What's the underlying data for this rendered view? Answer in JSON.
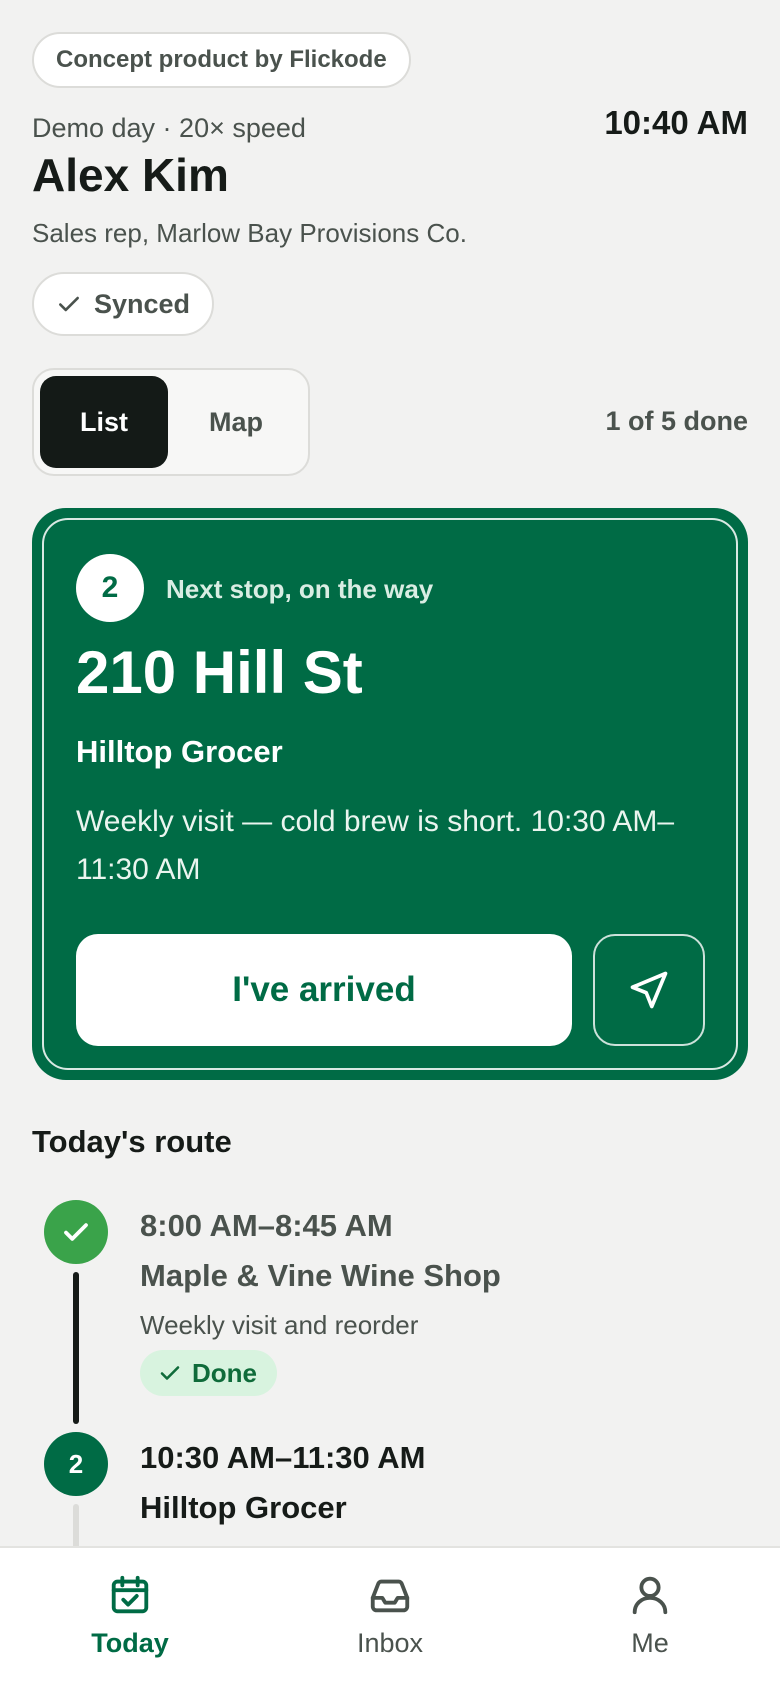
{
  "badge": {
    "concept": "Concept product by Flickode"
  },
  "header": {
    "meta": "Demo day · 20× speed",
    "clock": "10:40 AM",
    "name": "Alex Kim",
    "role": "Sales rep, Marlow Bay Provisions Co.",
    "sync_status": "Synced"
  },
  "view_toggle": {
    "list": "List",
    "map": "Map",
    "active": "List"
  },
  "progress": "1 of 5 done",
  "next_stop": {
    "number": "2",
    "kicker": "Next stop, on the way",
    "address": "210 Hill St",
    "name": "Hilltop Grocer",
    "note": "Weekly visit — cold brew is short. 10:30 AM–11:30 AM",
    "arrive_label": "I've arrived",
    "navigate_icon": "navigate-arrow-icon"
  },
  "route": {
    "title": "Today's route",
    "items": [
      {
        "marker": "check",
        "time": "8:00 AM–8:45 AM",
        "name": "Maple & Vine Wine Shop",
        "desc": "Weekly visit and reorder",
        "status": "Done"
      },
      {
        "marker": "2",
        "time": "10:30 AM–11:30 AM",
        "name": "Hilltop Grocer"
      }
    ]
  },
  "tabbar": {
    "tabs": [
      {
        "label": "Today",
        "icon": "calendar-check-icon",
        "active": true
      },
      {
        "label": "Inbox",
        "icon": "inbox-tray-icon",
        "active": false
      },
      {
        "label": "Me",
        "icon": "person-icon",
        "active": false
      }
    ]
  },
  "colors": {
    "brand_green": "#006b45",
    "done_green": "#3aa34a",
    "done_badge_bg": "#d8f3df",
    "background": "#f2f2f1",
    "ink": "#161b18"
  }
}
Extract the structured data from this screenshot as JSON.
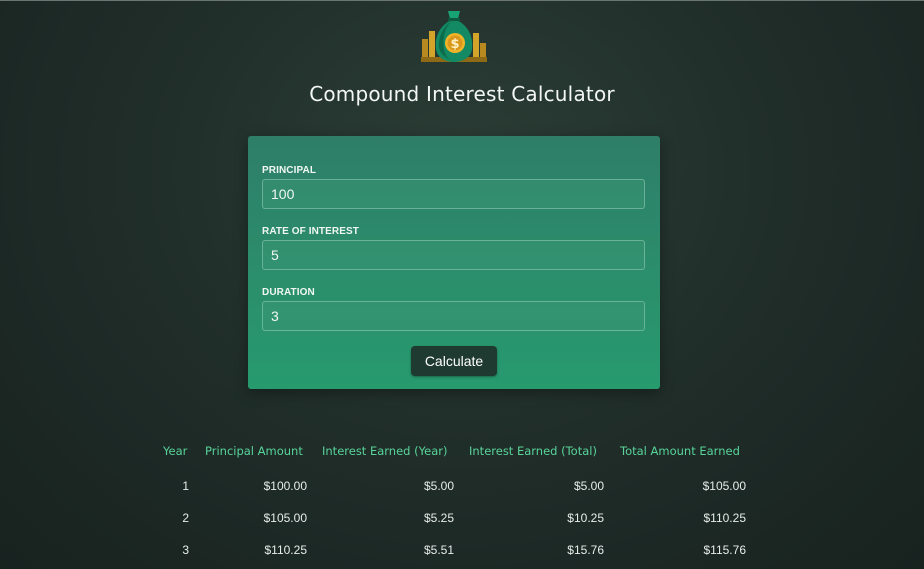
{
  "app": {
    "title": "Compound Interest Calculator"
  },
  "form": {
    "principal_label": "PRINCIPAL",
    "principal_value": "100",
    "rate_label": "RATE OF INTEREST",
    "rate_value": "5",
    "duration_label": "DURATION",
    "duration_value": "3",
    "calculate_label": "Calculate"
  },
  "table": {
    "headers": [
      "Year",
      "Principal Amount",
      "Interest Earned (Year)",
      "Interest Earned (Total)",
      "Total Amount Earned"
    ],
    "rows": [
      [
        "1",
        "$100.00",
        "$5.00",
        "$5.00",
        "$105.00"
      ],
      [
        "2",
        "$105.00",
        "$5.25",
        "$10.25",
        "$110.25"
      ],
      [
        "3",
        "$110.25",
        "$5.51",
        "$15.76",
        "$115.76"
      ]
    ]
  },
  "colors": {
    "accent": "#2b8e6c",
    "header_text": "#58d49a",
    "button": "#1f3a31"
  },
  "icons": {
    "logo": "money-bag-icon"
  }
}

## Exercise requirements
Quote every record above exactly, omitting any pictures they contain.

## Task answer
What's the underlying data for this rendered view? Answer in JSON.
{
  "badge": {
    "concept": "Concept product by Flickode"
  },
  "header": {
    "meta": "Demo day · 20× speed",
    "clock": "10:40 AM",
    "name": "Alex Kim",
    "role": "Sales rep, Marlow Bay Provisions Co.",
    "sync_status": "Synced"
  },
  "view_toggle": {
    "list": "List",
    "map": "Map",
    "active": "List"
  },
  "progress": "1 of 5 done",
  "next_stop": {
    "number": "2",
    "kicker": "Next stop, on the way",
    "address": "210 Hill St",
    "name": "Hilltop Grocer",
    "note": "Weekly visit — cold brew is short. 10:30 AM–11:30 AM",
    "arrive_label": "I've arrived",
    "navigate_icon": "navigate-arrow-icon"
  },
  "route": {
    "title": "Today's route",
    "items": [
      {
        "marker": "check",
        "time": "8:00 AM–8:45 AM",
        "name": "Maple & Vine Wine Shop",
        "desc": "Weekly visit and reorder",
        "status": "Done"
      },
      {
        "marker": "2",
        "time": "10:30 AM–11:30 AM",
        "name": "Hilltop Grocer"
      }
    ]
  },
  "tabbar": {
    "tabs": [
      {
        "label": "Today",
        "icon": "calendar-check-icon",
        "active": true
      },
      {
        "label": "Inbox",
        "icon": "inbox-tray-icon",
        "active": false
      },
      {
        "label": "Me",
        "icon": "person-icon",
        "active": false
      }
    ]
  },
  "colors": {
    "brand_green": "#006b45",
    "done_green": "#3aa34a",
    "done_badge_bg": "#d8f3df",
    "background": "#f2f2f1",
    "ink": "#161b18"
  }
}
Extract the structured data from this screenshot as JSON.
{
  "app": {
    "title": "Compound Interest Calculator"
  },
  "form": {
    "principal_label": "PRINCIPAL",
    "principal_value": "100",
    "rate_label": "RATE OF INTEREST",
    "rate_value": "5",
    "duration_label": "DURATION",
    "duration_value": "3",
    "calculate_label": "Calculate"
  },
  "table": {
    "headers": [
      "Year",
      "Principal Amount",
      "Interest Earned (Year)",
      "Interest Earned (Total)",
      "Total Amount Earned"
    ],
    "rows": [
      [
        "1",
        "$100.00",
        "$5.00",
        "$5.00",
        "$105.00"
      ],
      [
        "2",
        "$105.00",
        "$5.25",
        "$10.25",
        "$110.25"
      ],
      [
        "3",
        "$110.25",
        "$5.51",
        "$15.76",
        "$115.76"
      ]
    ]
  },
  "colors": {
    "accent": "#2b8e6c",
    "header_text": "#58d49a",
    "button": "#1f3a31"
  },
  "icons": {
    "logo": "money-bag-icon"
  }
}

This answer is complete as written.